● **Exercise instructions**:
Pull out every line below holding the word "удостоверяющий".

● **Records provided**:
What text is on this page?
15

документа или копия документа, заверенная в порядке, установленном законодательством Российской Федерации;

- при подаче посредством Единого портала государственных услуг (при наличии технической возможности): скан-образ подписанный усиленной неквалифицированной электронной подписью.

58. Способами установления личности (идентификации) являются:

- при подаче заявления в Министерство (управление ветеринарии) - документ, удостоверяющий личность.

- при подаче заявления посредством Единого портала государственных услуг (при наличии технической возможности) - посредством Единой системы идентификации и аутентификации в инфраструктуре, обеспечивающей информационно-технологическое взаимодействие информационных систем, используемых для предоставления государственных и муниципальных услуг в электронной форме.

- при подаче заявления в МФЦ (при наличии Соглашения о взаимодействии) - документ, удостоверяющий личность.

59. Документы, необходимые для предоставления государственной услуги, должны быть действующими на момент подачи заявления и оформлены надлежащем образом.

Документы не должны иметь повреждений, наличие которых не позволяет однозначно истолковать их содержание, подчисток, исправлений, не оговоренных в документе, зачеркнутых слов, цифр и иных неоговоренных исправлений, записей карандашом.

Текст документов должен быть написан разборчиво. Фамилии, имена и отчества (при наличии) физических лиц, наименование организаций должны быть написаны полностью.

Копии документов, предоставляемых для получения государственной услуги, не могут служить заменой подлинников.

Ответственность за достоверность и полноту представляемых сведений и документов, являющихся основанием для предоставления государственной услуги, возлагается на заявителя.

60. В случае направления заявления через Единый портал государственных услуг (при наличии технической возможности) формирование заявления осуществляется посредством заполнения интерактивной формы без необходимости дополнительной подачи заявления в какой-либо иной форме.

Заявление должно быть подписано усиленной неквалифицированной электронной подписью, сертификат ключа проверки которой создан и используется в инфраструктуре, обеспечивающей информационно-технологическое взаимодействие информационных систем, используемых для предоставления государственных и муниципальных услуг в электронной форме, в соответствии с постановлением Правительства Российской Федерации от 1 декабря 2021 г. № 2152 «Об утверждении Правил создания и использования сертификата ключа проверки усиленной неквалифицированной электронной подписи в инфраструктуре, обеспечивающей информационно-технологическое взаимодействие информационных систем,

---

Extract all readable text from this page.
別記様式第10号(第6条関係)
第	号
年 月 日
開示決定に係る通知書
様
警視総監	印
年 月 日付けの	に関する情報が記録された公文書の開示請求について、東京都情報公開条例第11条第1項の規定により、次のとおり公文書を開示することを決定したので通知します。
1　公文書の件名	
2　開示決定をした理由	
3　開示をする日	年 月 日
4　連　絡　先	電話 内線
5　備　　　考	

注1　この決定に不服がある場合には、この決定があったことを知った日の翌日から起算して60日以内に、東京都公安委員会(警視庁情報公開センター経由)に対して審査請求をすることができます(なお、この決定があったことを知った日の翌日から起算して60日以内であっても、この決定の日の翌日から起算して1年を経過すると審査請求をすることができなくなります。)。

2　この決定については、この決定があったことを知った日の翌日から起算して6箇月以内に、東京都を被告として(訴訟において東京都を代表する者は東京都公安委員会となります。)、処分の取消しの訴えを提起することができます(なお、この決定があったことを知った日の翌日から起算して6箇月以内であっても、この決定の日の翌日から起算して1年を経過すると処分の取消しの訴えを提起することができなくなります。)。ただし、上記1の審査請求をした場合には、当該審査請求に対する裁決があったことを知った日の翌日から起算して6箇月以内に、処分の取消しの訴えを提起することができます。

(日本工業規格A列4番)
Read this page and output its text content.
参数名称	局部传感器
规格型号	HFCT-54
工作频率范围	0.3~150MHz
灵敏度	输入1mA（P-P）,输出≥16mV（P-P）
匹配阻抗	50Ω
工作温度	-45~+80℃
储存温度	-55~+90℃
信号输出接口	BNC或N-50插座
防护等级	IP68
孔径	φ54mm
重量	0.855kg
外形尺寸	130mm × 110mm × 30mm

● **Solution below**:
- при подаче заявления в Министерство (управление ветеринарии) - документ, удостоверяющий личность.
- при подаче заявления в МФЦ (при наличии Соглашения о взаимодействии) - документ, удостоверяющий личность.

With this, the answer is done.